● **TASK TO COMPLETE**
Reproduce the material in full, exactly as written.

● **RECORDS SHOWN**
_ _ _ _ _
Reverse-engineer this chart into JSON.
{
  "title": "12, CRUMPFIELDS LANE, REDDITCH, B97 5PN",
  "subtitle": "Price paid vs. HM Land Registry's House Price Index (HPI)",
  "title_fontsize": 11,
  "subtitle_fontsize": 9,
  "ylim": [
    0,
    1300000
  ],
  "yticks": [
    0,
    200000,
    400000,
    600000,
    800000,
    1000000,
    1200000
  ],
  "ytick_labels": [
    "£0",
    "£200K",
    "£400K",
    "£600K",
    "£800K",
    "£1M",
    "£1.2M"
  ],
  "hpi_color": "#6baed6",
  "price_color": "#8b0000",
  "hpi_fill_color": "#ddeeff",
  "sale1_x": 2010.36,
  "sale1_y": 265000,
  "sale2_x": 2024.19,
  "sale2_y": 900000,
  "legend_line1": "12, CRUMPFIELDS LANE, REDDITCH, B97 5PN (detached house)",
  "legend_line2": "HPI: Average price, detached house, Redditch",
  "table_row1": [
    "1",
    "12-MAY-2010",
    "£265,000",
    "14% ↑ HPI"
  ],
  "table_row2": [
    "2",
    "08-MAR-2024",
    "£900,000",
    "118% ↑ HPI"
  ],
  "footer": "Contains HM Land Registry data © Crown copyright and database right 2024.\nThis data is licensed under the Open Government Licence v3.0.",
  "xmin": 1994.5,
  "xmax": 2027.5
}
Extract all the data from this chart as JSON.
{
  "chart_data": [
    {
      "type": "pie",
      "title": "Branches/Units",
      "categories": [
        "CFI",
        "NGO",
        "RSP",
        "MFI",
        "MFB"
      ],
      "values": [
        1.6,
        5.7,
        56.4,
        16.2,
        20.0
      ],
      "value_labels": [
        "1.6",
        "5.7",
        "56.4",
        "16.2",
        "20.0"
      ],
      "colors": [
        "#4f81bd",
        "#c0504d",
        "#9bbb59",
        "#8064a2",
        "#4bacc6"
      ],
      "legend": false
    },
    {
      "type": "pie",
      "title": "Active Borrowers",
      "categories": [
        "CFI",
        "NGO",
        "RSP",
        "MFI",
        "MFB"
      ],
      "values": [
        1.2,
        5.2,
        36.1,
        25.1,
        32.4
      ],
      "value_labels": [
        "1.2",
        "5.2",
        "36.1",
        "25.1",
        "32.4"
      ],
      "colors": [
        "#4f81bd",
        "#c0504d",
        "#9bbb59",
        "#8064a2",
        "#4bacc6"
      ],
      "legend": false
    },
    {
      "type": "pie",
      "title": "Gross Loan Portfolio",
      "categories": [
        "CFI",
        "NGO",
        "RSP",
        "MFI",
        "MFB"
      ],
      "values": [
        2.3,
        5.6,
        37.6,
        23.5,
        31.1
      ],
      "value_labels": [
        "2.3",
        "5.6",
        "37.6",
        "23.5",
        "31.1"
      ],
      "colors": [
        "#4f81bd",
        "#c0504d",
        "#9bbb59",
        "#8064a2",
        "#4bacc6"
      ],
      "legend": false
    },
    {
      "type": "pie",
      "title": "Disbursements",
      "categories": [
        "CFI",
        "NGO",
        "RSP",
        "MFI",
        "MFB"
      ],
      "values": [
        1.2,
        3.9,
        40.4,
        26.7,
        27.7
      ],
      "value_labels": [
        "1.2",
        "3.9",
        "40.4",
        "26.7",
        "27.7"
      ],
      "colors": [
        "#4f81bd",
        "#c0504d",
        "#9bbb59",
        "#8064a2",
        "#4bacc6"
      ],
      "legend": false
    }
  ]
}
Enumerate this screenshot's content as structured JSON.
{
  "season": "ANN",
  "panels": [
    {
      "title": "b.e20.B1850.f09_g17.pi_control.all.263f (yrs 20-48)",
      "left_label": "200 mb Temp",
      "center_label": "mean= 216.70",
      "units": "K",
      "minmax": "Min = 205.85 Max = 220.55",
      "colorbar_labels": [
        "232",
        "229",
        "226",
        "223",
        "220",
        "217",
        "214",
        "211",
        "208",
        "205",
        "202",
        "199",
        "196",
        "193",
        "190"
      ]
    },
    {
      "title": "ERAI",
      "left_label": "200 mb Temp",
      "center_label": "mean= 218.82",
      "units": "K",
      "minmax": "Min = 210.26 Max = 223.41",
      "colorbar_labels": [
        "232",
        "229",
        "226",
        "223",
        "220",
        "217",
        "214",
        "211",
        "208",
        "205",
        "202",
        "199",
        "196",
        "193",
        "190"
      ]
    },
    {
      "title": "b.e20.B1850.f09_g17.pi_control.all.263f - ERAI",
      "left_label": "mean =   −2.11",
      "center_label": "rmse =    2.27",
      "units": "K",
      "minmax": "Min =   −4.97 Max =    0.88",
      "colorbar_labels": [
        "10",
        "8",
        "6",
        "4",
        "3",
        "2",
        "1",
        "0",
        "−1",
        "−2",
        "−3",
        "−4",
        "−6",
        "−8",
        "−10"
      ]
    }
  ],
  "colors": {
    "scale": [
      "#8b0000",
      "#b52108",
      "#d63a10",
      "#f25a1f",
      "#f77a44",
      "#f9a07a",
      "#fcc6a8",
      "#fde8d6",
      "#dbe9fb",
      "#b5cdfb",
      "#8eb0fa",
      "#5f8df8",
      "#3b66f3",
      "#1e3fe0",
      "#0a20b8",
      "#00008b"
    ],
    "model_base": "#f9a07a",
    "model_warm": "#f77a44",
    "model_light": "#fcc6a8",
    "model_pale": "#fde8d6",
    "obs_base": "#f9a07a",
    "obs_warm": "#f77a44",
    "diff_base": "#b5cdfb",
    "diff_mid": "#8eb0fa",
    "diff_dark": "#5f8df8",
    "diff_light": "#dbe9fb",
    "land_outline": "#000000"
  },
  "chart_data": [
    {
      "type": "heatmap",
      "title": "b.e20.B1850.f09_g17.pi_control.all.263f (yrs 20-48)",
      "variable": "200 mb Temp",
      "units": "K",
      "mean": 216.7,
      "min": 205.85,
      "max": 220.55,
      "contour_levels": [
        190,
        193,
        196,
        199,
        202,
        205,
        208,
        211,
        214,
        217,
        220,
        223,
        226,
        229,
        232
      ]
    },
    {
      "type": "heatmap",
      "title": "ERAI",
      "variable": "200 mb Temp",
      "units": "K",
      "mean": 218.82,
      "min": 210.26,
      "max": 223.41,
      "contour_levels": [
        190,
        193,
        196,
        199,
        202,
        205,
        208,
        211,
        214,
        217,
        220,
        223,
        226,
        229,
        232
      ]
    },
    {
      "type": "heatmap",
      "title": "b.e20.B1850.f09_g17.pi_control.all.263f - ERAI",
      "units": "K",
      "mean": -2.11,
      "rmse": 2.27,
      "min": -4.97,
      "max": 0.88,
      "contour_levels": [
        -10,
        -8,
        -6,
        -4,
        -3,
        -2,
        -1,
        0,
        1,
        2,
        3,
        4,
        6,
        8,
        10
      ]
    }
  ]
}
_ _ _ _ _
● **RESULT BELOW**
Reverse-engineer this chart into JSON.
{
  "title": "12, CRUMPFIELDS LANE, REDDITCH, B97 5PN",
  "subtitle": "Price paid vs. HM Land Registry's House Price Index (HPI)",
  "title_fontsize": 11,
  "subtitle_fontsize": 9,
  "ylim": [
    0,
    1300000
  ],
  "yticks": [
    0,
    200000,
    400000,
    600000,
    800000,
    1000000,
    1200000
  ],
  "ytick_labels": [
    "£0",
    "£200K",
    "£400K",
    "£600K",
    "£800K",
    "£1M",
    "£1.2M"
  ],
  "hpi_color": "#6baed6",
  "price_color": "#8b0000",
  "hpi_fill_color": "#ddeeff",
  "sale1_x": 2010.36,
  "sale1_y": 265000,
  "sale2_x": 2024.19,
  "sale2_y": 900000,
  "legend_line1": "12, CRUMPFIELDS LANE, REDDITCH, B97 5PN (detached house)",
  "legend_line2": "HPI: Average price, detached house, Redditch",
  "table_row1": [
    "1",
    "12-MAY-2010",
    "£265,000",
    "14% ↑ HPI"
  ],
  "table_row2": [
    "2",
    "08-MAR-2024",
    "£900,000",
    "118% ↑ HPI"
  ],
  "footer": "Contains HM Land Registry data © Crown copyright and database right 2024.\nThis data is licensed under the Open Government Licence v3.0.",
  "xmin": 1994.5,
  "xmax": 2027.5
}
Extract all the data from this chart as JSON.
{
  "chart_data": [
    {
      "type": "pie",
      "title": "Branches/Units",
      "categories": [
        "CFI",
        "NGO",
        "RSP",
        "MFI",
        "MFB"
      ],
      "values": [
        1.6,
        5.7,
        56.4,
        16.2,
        20.0
      ],
      "value_labels": [
        "1.6",
        "5.7",
        "56.4",
        "16.2",
        "20.0"
      ],
      "colors": [
        "#4f81bd",
        "#c0504d",
        "#9bbb59",
        "#8064a2",
        "#4bacc6"
      ],
      "legend": false
    },
    {
      "type": "pie",
      "title": "Active Borrowers",
      "categories": [
        "CFI",
        "NGO",
        "RSP",
        "MFI",
        "MFB"
      ],
      "values": [
        1.2,
        5.2,
        36.1,
        25.1,
        32.4
      ],
      "value_labels": [
        "1.2",
        "5.2",
        "36.1",
        "25.1",
        "32.4"
      ],
      "colors": [
        "#4f81bd",
        "#c0504d",
        "#9bbb59",
        "#8064a2",
        "#4bacc6"
      ],
      "legend": false
    },
    {
      "type": "pie",
      "title": "Gross Loan Portfolio",
      "categories": [
        "CFI",
        "NGO",
        "RSP",
        "MFI",
        "MFB"
      ],
      "values": [
        2.3,
        5.6,
        37.6,
        23.5,
        31.1
      ],
      "value_labels": [
        "2.3",
        "5.6",
        "37.6",
        "23.5",
        "31.1"
      ],
      "colors": [
        "#4f81bd",
        "#c0504d",
        "#9bbb59",
        "#8064a2",
        "#4bacc6"
      ],
      "legend": false
    },
    {
      "type": "pie",
      "title": "Disbursements",
      "categories": [
        "CFI",
        "NGO",
        "RSP",
        "MFI",
        "MFB"
      ],
      "values": [
        1.2,
        3.9,
        40.4,
        26.7,
        27.7
      ],
      "value_labels": [
        "1.2",
        "3.9",
        "40.4",
        "26.7",
        "27.7"
      ],
      "colors": [
        "#4f81bd",
        "#c0504d",
        "#9bbb59",
        "#8064a2",
        "#4bacc6"
      ],
      "legend": false
    }
  ]
}
Enumerate this screenshot's content as structured JSON.
{
  "season": "ANN",
  "panels": [
    {
      "title": "b.e20.B1850.f09_g17.pi_control.all.263f (yrs 20-48)",
      "left_label": "200 mb Temp",
      "center_label": "mean= 216.70",
      "units": "K",
      "minmax": "Min = 205.85 Max = 220.55",
      "colorbar_labels": [
        "232",
        "229",
        "226",
        "223",
        "220",
        "217",
        "214",
        "211",
        "208",
        "205",
        "202",
        "199",
        "196",
        "193",
        "190"
      ]
    },
    {
      "title": "ERAI",
      "left_label": "200 mb Temp",
      "center_label": "mean= 218.82",
      "units": "K",
      "minmax": "Min = 210.26 Max = 223.41",
      "colorbar_labels": [
        "232",
        "229",
        "226",
        "223",
        "220",
        "217",
        "214",
        "211",
        "208",
        "205",
        "202",
        "199",
        "196",
        "193",
        "190"
      ]
    },
    {
      "title": "b.e20.B1850.f09_g17.pi_control.all.263f - ERAI",
      "left_label": "mean =   −2.11",
      "center_label": "rmse =    2.27",
      "units": "K",
      "minmax": "Min =   −4.97 Max =    0.88",
      "colorbar_labels": [
        "10",
        "8",
        "6",
        "4",
        "3",
        "2",
        "1",
        "0",
        "−1",
        "−2",
        "−3",
        "−4",
        "−6",
        "−8",
        "−10"
      ]
    }
  ],
  "colors": {
    "scale": [
      "#8b0000",
      "#b52108",
      "#d63a10",
      "#f25a1f",
      "#f77a44",
      "#f9a07a",
      "#fcc6a8",
      "#fde8d6",
      "#dbe9fb",
      "#b5cdfb",
      "#8eb0fa",
      "#5f8df8",
      "#3b66f3",
      "#1e3fe0",
      "#0a20b8",
      "#00008b"
    ],
    "model_base": "#f9a07a",
    "model_warm": "#f77a44",
    "model_light": "#fcc6a8",
    "model_pale": "#fde8d6",
    "obs_base": "#f9a07a",
    "obs_warm": "#f77a44",
    "diff_base": "#b5cdfb",
    "diff_mid": "#8eb0fa",
    "diff_dark": "#5f8df8",
    "diff_light": "#dbe9fb",
    "land_outline": "#000000"
  },
  "chart_data": [
    {
      "type": "heatmap",
      "title": "b.e20.B1850.f09_g17.pi_control.all.263f (yrs 20-48)",
      "variable": "200 mb Temp",
      "units": "K",
      "mean": 216.7,
      "min": 205.85,
      "max": 220.55,
      "contour_levels": [
        190,
        193,
        196,
        199,
        202,
        205,
        208,
        211,
        214,
        217,
        220,
        223,
        226,
        229,
        232
      ]
    },
    {
      "type": "heatmap",
      "title": "ERAI",
      "variable": "200 mb Temp",
      "units": "K",
      "mean": 218.82,
      "min": 210.26,
      "max": 223.41,
      "contour_levels": [
        190,
        193,
        196,
        199,
        202,
        205,
        208,
        211,
        214,
        217,
        220,
        223,
        226,
        229,
        232
      ]
    },
    {
      "type": "heatmap",
      "title": "b.e20.B1850.f09_g17.pi_control.all.263f - ERAI",
      "units": "K",
      "mean": -2.11,
      "rmse": 2.27,
      "min": -4.97,
      "max": 0.88,
      "contour_levels": [
        -10,
        -8,
        -6,
        -4,
        -3,
        -2,
        -1,
        0,
        1,
        2,
        3,
        4,
        6,
        8,
        10
      ]
    }
  ]
}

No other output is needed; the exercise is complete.